[Entries taken from a collection]
------------------------------------------------------------

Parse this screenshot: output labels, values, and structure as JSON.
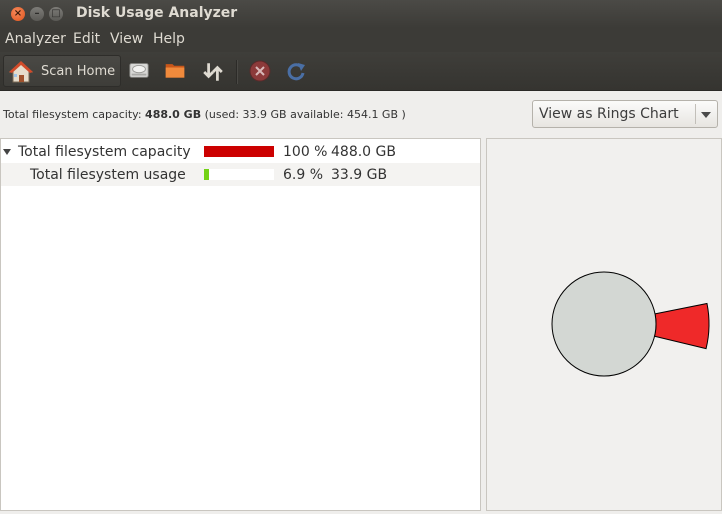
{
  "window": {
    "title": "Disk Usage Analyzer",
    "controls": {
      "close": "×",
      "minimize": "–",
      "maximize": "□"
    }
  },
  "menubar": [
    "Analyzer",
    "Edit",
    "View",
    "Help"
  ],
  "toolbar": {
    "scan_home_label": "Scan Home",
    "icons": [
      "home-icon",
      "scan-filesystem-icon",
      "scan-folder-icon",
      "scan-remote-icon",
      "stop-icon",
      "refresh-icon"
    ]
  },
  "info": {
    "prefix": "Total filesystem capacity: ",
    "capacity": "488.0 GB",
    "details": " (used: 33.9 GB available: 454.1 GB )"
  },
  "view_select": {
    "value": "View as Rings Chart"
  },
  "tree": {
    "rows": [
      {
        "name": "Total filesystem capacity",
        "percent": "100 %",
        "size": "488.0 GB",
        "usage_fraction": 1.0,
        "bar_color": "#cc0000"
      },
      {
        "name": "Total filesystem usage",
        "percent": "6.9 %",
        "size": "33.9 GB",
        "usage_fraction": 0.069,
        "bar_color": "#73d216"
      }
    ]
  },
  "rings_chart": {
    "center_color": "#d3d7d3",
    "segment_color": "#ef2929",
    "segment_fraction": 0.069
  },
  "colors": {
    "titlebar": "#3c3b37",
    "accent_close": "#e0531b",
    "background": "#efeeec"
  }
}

------------------------------------------------------------

WHAT IS BEING ASKED. For this exercise, gather every line of the data that contains the word "Total".

SOLUTION BELOW.
    "prefix": "Total filesystem capacity: ",
        "name": "Total filesystem capacity",
        "name": "Total filesystem usage",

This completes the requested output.